### WHAT TO PRODUCE
Make an exact copy of the entries, and keep any pictures out of it.

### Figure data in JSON
######

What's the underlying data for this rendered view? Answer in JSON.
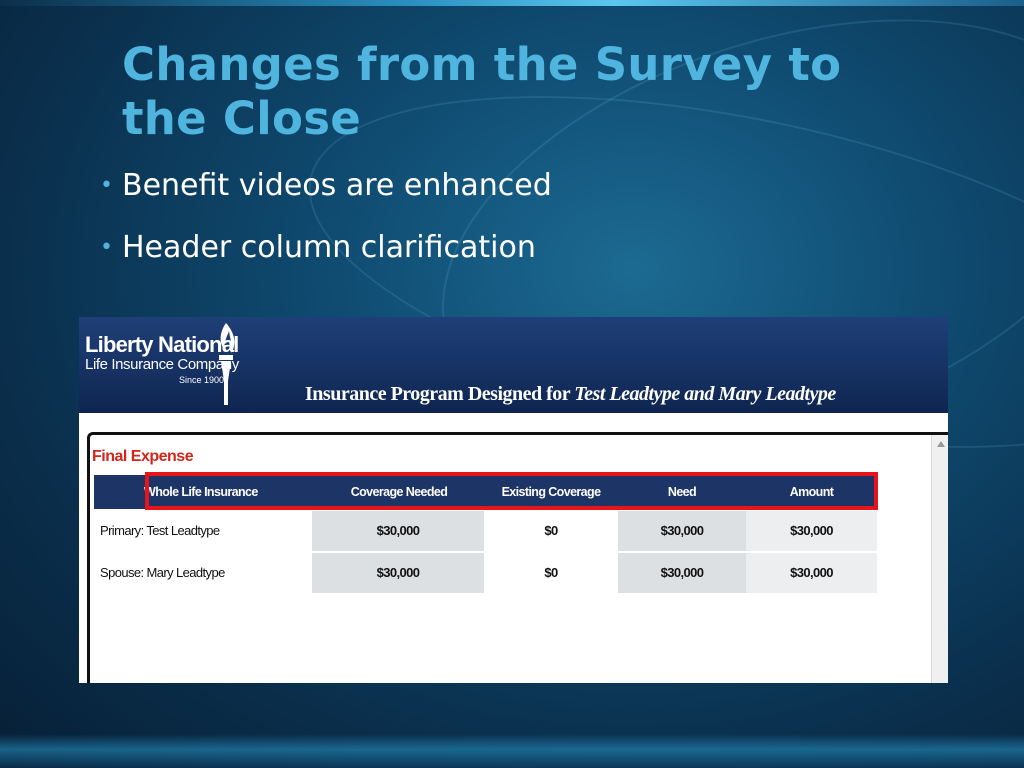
{
  "slide": {
    "title": "Changes from the Survey to the Close",
    "bullets": [
      "Benefit videos are enhanced",
      "Header column clarification"
    ],
    "colors": {
      "title": "#4fb4de",
      "background": "#0f4a70",
      "highlight_box": "#e8141c"
    }
  },
  "screenshot": {
    "logo": {
      "name": "Liberty National",
      "subtitle": "Life Insurance Company",
      "since": "Since 1900",
      "icon": "torch-icon"
    },
    "program_title_prefix": "Insurance Program Designed for ",
    "program_title_names": "Test Leadtype and Mary Leadtype",
    "section_title": "Final Expense",
    "table": {
      "headers": [
        "Whole Life Insurance",
        "Coverage Needed",
        "Existing Coverage",
        "Need",
        "Amount"
      ],
      "rows": [
        [
          "Primary: Test Leadtype",
          "$30,000",
          "$0",
          "$30,000",
          "$30,000"
        ],
        [
          "Spouse: Mary Leadtype",
          "$30,000",
          "$0",
          "$30,000",
          "$30,000"
        ]
      ]
    }
  }
}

######

### FULL RESPONSE
What's the underlying data for this rendered view? Answer in JSON.
{
  "slide": {
    "title": "Changes from the Survey to the Close",
    "bullets": [
      "Benefit videos are enhanced",
      "Header column clarification"
    ],
    "colors": {
      "title": "#4fb4de",
      "background": "#0f4a70",
      "highlight_box": "#e8141c"
    }
  },
  "screenshot": {
    "logo": {
      "name": "Liberty National",
      "subtitle": "Life Insurance Company",
      "since": "Since 1900",
      "icon": "torch-icon"
    },
    "program_title_prefix": "Insurance Program Designed for ",
    "program_title_names": "Test Leadtype and Mary Leadtype",
    "section_title": "Final Expense",
    "table": {
      "headers": [
        "Whole Life Insurance",
        "Coverage Needed",
        "Existing Coverage",
        "Need",
        "Amount"
      ],
      "rows": [
        [
          "Primary: Test Leadtype",
          "$30,000",
          "$0",
          "$30,000",
          "$30,000"
        ],
        [
          "Spouse: Mary Leadtype",
          "$30,000",
          "$0",
          "$30,000",
          "$30,000"
        ]
      ]
    }
  }
}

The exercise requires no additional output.